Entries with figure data
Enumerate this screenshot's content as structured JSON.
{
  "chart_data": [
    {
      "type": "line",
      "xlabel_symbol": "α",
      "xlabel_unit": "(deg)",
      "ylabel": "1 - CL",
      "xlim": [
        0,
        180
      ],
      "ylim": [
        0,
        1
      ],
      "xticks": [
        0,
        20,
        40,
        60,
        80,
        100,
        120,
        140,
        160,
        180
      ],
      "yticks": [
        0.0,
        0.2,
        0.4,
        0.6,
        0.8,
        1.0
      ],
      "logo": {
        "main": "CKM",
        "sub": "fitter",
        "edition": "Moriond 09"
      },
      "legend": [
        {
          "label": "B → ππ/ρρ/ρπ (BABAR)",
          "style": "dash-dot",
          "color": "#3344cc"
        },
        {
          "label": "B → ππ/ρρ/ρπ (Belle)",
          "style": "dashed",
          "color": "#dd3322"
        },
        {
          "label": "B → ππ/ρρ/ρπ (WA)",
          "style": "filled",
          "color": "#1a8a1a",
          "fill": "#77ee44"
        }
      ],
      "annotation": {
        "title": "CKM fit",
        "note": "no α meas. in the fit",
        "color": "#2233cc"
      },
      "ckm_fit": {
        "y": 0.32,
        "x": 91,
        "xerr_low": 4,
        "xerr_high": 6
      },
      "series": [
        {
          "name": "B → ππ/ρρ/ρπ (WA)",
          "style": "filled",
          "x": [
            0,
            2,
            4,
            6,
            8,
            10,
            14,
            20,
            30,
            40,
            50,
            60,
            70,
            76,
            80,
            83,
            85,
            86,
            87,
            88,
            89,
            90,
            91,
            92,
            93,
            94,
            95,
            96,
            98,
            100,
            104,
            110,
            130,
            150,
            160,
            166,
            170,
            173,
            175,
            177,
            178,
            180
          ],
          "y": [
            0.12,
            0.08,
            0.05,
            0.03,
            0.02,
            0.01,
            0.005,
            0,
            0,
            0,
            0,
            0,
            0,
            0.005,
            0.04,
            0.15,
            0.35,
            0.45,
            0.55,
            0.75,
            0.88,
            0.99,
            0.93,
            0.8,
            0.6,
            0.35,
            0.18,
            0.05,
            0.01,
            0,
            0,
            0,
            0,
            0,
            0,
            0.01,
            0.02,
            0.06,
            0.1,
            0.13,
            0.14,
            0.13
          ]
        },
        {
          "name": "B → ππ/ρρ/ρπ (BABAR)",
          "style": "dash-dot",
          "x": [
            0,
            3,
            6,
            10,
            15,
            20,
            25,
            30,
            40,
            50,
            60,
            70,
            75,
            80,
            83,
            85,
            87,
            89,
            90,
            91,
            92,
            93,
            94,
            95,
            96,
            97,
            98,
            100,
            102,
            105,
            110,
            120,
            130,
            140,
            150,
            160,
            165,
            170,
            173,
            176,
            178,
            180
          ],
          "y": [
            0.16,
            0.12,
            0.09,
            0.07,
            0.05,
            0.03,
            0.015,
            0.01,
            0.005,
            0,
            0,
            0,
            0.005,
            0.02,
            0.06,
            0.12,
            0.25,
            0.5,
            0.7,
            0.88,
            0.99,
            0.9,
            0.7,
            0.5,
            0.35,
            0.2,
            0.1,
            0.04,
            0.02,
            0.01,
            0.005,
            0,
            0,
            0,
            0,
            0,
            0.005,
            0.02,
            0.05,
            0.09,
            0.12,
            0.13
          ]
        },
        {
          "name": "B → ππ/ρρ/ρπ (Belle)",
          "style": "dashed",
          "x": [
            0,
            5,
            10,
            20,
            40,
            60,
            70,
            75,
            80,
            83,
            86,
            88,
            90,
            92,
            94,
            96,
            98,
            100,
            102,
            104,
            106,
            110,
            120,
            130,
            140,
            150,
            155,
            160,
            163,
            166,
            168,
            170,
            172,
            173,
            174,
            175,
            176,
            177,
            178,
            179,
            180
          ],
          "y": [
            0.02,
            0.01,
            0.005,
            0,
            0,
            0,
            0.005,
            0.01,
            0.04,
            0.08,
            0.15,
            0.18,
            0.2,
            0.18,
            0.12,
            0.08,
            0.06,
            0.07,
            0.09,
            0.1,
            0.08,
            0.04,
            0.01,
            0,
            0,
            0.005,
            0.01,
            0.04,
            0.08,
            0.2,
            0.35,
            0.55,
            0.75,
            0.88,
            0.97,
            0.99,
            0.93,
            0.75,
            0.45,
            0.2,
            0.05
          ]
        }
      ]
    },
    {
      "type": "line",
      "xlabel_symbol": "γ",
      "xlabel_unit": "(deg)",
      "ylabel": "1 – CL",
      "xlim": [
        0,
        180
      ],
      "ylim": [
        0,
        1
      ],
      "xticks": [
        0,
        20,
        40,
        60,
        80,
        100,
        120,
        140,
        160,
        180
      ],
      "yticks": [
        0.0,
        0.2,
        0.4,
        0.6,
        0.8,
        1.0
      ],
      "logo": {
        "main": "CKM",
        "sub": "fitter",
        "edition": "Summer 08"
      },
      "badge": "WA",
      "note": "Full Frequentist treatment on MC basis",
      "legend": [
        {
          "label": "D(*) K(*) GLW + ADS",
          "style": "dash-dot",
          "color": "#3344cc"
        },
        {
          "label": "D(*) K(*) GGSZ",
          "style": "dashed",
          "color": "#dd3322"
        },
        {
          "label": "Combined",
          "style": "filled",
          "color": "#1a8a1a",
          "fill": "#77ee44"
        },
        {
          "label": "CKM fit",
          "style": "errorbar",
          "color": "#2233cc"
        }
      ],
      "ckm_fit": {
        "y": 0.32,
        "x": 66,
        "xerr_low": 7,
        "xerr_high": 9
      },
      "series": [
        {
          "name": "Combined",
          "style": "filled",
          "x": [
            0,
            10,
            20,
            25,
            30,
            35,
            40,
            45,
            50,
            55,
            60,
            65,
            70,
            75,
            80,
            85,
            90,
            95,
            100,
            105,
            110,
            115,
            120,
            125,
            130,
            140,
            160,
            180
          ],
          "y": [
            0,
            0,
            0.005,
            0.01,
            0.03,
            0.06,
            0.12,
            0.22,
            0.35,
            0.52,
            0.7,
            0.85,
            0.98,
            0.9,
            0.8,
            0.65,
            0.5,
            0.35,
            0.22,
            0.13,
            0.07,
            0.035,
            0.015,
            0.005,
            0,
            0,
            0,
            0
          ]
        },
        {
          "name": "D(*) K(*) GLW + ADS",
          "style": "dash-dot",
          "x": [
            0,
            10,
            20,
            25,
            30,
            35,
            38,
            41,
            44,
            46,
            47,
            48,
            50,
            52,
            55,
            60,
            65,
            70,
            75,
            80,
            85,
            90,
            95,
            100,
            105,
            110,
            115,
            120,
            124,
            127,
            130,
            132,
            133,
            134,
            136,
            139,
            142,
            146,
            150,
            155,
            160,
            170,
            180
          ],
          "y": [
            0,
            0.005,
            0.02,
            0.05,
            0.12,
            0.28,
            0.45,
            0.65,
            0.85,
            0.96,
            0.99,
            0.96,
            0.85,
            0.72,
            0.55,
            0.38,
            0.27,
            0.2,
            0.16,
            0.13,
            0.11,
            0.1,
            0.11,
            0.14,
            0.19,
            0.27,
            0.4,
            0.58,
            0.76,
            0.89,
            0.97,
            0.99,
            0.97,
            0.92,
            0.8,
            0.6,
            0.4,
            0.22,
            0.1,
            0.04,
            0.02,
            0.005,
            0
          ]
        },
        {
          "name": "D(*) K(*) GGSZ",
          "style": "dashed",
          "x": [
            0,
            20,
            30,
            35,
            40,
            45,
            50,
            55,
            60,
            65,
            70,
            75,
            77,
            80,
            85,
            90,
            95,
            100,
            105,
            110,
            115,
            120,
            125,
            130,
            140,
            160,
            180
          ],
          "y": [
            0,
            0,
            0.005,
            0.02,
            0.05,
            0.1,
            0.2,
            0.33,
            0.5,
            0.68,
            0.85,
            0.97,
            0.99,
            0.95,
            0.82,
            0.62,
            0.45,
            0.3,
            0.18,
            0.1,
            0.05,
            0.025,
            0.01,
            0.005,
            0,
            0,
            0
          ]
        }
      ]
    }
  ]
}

* _WORK TO COMPLETE_
Pick out the lines containing the string "Belle" and show them.

* _RESULT OF THIS EXERCISE_
          "label": "B → ππ/ρρ/ρπ (Belle)",
          "name": "B → ππ/ρρ/ρπ (Belle)",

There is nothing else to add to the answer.